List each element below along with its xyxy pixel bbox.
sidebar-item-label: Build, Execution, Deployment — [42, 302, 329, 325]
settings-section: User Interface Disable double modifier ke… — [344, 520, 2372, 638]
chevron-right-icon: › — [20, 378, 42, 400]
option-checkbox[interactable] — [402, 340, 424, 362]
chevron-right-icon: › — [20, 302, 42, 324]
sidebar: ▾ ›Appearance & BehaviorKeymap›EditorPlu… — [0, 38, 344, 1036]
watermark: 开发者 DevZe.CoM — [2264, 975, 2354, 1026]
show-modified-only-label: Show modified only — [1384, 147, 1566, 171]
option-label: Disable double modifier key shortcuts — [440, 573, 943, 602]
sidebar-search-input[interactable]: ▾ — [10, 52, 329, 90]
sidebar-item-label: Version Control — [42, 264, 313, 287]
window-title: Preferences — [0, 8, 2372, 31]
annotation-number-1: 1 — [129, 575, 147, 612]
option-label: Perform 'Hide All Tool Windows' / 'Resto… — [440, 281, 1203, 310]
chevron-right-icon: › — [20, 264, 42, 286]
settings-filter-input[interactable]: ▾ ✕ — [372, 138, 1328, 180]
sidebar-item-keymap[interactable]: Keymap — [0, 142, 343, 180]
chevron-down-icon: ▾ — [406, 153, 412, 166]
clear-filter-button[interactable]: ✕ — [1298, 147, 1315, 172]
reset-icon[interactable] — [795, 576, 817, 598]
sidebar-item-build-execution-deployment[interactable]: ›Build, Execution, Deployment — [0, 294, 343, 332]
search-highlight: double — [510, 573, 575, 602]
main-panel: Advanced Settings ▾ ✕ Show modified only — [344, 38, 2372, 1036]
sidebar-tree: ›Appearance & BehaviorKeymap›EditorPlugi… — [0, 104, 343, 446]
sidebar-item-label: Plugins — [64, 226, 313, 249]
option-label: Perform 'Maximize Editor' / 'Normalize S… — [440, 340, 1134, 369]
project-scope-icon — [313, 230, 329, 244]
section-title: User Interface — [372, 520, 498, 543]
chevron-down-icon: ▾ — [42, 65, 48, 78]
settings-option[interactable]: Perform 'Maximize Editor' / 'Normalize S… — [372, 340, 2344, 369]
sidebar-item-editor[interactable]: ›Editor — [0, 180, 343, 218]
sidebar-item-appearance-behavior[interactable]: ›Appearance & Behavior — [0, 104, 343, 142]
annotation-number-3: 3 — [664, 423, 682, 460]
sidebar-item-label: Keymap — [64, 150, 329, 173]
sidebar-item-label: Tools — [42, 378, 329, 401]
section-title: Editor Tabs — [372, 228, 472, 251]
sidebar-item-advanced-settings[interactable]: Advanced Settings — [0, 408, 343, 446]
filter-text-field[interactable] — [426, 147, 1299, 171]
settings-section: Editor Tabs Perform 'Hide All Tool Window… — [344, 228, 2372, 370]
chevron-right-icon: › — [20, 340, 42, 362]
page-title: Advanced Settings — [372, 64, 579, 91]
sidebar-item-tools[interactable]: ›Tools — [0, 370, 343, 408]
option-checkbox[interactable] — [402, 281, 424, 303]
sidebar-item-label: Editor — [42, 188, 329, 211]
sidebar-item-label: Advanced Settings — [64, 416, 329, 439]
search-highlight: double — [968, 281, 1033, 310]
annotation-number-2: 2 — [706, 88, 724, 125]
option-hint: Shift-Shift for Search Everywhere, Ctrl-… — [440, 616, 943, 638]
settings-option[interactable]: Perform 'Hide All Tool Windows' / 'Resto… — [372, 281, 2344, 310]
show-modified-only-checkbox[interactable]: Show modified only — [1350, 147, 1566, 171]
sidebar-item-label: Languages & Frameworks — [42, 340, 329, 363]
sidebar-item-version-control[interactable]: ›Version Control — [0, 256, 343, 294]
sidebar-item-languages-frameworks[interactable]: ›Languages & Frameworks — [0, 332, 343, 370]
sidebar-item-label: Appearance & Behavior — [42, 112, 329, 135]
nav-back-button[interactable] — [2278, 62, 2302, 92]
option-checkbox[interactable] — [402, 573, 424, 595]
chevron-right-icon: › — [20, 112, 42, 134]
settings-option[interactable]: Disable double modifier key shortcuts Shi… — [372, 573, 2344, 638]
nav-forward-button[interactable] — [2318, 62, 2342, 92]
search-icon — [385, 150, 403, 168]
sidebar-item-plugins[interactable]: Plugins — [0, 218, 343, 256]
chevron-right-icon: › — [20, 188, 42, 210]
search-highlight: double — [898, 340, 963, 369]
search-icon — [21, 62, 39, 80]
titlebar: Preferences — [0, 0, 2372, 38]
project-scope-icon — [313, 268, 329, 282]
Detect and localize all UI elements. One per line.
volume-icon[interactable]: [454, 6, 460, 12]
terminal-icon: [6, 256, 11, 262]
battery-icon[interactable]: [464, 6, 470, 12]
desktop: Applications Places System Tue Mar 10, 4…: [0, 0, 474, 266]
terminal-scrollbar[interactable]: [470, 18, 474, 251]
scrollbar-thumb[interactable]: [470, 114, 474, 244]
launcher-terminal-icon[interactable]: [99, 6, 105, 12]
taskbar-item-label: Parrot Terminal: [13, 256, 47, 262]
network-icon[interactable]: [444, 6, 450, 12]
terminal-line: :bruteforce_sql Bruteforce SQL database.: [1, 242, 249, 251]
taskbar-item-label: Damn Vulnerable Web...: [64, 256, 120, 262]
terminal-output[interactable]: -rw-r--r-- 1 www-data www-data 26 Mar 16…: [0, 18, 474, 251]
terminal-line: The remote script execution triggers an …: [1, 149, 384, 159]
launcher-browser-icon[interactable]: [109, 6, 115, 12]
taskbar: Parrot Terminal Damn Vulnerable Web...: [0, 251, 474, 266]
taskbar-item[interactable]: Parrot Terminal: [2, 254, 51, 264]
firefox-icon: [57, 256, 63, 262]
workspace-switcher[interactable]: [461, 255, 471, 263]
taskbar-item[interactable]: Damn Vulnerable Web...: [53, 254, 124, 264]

□ □ □ □ □

Arrange the lines of all the records above as a numbered list, omitting any blank lines.

1. List each element below along with its xyxy pixel bbox.
2. sidebar-item-label: Build, Execution, Deployment — [42, 302, 329, 325]
3. settings-section: User Interface Disable double modifier ke… — [344, 520, 2372, 638]
4. chevron-right-icon: › — [20, 378, 42, 400]
5. option-checkbox[interactable] — [402, 340, 424, 362]
6. chevron-right-icon: › — [20, 302, 42, 324]
7. sidebar: ▾ ›Appearance & BehaviorKeymap›EditorPlu… — [0, 38, 344, 1036]
8. watermark: 开发者 DevZe.CoM — [2264, 975, 2354, 1026]
9. show-modified-only-label: Show modified only — [1384, 147, 1566, 171]
10. option-label: Disable double modifier key shortcuts — [440, 573, 943, 602]
11. sidebar-search-input[interactable]: ▾ — [10, 52, 329, 90]
12. sidebar-item-label: Version Control — [42, 264, 313, 287]
13. window-title: Preferences — [0, 8, 2372, 31]
14. annotation-number-1: 1 — [129, 575, 147, 612]
15. option-label: Perform 'Hide All Tool Windows' / 'Resto… — [440, 281, 1203, 310]
16. chevron-right-icon: › — [20, 264, 42, 286]
17. settings-filter-input[interactable]: ▾ ✕ — [372, 138, 1328, 180]
18. sidebar-item-keymap[interactable]: Keymap — [0, 142, 343, 180]
19. chevron-down-icon: ▾ — [406, 153, 412, 166]
20. clear-filter-button[interactable]: ✕ — [1298, 147, 1315, 172]
21. reset-icon[interactable] — [795, 576, 817, 598]
22. sidebar-item-build-execution-deployment[interactable]: ›Build, Execution, Deployment — [0, 294, 343, 332]
23. search-highlight: double — [510, 573, 575, 602]
24. main-panel: Advanced Settings ▾ ✕ Show modified only — [344, 38, 2372, 1036]
25. sidebar-tree: ›Appearance & BehaviorKeymap›EditorPlugi… — [0, 104, 343, 446]
26. sidebar-item-label: Plugins — [64, 226, 313, 249]
27. option-label: Perform 'Maximize Editor' / 'Normalize S… — [440, 340, 1134, 369]
28. project-scope-icon — [313, 230, 329, 244]
29. section-title: User Interface — [372, 520, 498, 543]
30. chevron-down-icon: ▾ — [42, 65, 48, 78]
31. settings-option[interactable]: Perform 'Maximize Editor' / 'Normalize S… — [372, 340, 2344, 369]
32. sidebar-item-editor[interactable]: ›Editor — [0, 180, 343, 218]
33. sidebar-item-appearance-behavior[interactable]: ›Appearance & Behavior — [0, 104, 343, 142]
34. annotation-number-3: 3 — [664, 423, 682, 460]
35. sidebar-item-label: Keymap — [64, 150, 329, 173]
36. sidebar-item-label: Tools — [42, 378, 329, 401]
37. section-title: Editor Tabs — [372, 228, 472, 251]
38. sidebar-item-advanced-settings[interactable]: Advanced Settings — [0, 408, 343, 446]
39. filter-text-field[interactable] — [426, 147, 1299, 171]
40. settings-section: Editor Tabs Perform 'Hide All Tool Window… — [344, 228, 2372, 370]
41. chevron-right-icon: › — [20, 340, 42, 362]
42. page-title: Advanced Settings — [372, 64, 579, 91]
43. sidebar-item-tools[interactable]: ›Tools — [0, 370, 343, 408]
44. option-checkbox[interactable] — [402, 281, 424, 303]
45. sidebar-item-label: Editor — [42, 188, 329, 211]
46. sidebar-item-label: Advanced Settings — [64, 416, 329, 439]
47. search-highlight: double — [968, 281, 1033, 310]
48. annotation-number-2: 2 — [706, 88, 724, 125]
49. option-hint: Shift-Shift for Search Everywhere, Ctrl-… — [440, 616, 943, 638]
50. settings-option[interactable]: Perform 'Hide All Tool Windows' / 'Resto… — [372, 281, 2344, 310]
51. show-modified-only-checkbox[interactable]: Show modified only — [1350, 147, 1566, 171]
52. sidebar-item-label: Languages & Frameworks — [42, 340, 329, 363]
53. sidebar-item-version-control[interactable]: ›Version Control — [0, 256, 343, 294]
54. sidebar-item-languages-frameworks[interactable]: ›Languages & Frameworks — [0, 332, 343, 370]
55. sidebar-item-label: Appearance & Behavior — [42, 112, 329, 135]
56. nav-back-button[interactable] — [2278, 62, 2302, 92]
57. option-checkbox[interactable] — [402, 573, 424, 595]
58. chevron-right-icon: › — [20, 112, 42, 134]
59. settings-option[interactable]: Disable double modifier key shortcuts Shi… — [372, 573, 2344, 638]
60. nav-forward-button[interactable] — [2318, 62, 2342, 92]
61. search-icon — [385, 150, 403, 168]
62. sidebar-item-plugins[interactable]: Plugins — [0, 218, 343, 256]
63. chevron-right-icon: › — [20, 188, 42, 210]
64. search-highlight: double — [898, 340, 963, 369]
65. search-icon — [21, 62, 39, 80]
66. titlebar: Preferences — [0, 0, 2372, 38]
67. project-scope-icon — [313, 268, 329, 282]
68. Detect and localize all UI elements. One per line.
69. volume-icon[interactable]: [454, 6, 460, 12]
70. terminal-icon: [6, 256, 11, 262]
71. battery-icon[interactable]: [464, 6, 470, 12]
72. desktop: Applications Places System Tue Mar 10, 4…: [0, 0, 474, 266]
73. terminal-scrollbar[interactable]: [470, 18, 474, 251]
74. scrollbar-thumb[interactable]: [470, 114, 474, 244]
75. launcher-terminal-icon[interactable]: [99, 6, 105, 12]
76. taskbar-item-label: Parrot Terminal: [13, 256, 47, 262]
77. network-icon[interactable]: [444, 6, 450, 12]
78. terminal-line: :bruteforce_sql Bruteforce SQL database.: [1, 242, 249, 251]
79. taskbar-item-label: Damn Vulnerable Web...: [64, 256, 120, 262]
80. terminal-output[interactable]: -rw-r--r-- 1 www-data www-data 26 Mar 16…: [0, 18, 474, 251]
81. terminal-line: The remote script execution triggers an …: [1, 149, 384, 159]
82. launcher-browser-icon[interactable]: [109, 6, 115, 12]
83. taskbar: Parrot Terminal Damn Vulnerable Web...: [0, 251, 474, 266]
84. taskbar-item[interactable]: Parrot Terminal: [2, 254, 51, 264]
85. firefox-icon: [57, 256, 63, 262]
86. workspace-switcher[interactable]: [461, 255, 471, 263]
87. taskbar-item[interactable]: Damn Vulnerable Web...: [53, 254, 124, 264]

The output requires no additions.